- [WHAT YOU HAVE TO DO]: Copy each line containing the word "MunafaSutra" from the records that follow, please.

--- START OF EXCERPTED RECORDS ---

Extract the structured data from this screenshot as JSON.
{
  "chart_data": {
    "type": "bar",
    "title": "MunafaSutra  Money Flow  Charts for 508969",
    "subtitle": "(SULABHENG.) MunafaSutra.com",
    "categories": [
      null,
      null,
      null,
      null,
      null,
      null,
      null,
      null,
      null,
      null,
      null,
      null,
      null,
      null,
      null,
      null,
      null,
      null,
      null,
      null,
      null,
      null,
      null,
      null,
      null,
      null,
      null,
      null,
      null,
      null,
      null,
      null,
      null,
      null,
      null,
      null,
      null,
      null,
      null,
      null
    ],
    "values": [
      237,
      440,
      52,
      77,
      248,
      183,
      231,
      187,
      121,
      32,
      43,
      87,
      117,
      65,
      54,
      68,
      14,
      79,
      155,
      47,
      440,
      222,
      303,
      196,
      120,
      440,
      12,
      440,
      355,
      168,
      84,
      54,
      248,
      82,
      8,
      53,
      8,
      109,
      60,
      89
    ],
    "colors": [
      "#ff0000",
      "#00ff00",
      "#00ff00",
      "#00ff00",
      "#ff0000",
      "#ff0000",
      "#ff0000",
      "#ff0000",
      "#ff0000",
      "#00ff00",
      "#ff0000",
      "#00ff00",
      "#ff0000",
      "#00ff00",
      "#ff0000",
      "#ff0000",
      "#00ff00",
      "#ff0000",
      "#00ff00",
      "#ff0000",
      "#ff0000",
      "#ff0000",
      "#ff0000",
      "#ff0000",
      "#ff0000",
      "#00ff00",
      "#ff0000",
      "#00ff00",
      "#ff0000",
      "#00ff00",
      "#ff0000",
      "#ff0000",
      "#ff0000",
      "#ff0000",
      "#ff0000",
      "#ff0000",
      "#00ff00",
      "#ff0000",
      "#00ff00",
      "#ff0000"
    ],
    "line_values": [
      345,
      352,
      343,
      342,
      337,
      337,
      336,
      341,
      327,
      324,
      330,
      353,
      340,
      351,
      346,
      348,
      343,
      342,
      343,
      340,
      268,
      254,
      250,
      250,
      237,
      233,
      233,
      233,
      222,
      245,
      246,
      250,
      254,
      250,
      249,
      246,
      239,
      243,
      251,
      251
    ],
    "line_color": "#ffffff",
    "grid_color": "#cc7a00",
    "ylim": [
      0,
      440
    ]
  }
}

--- END OF EXCERPTED RECORDS ---

- [FINISHED TASK]:
    "title": "MunafaSutra  Money Flow  Charts for 508969",
    "subtitle": "(SULABHENG.) MunafaSutra.com",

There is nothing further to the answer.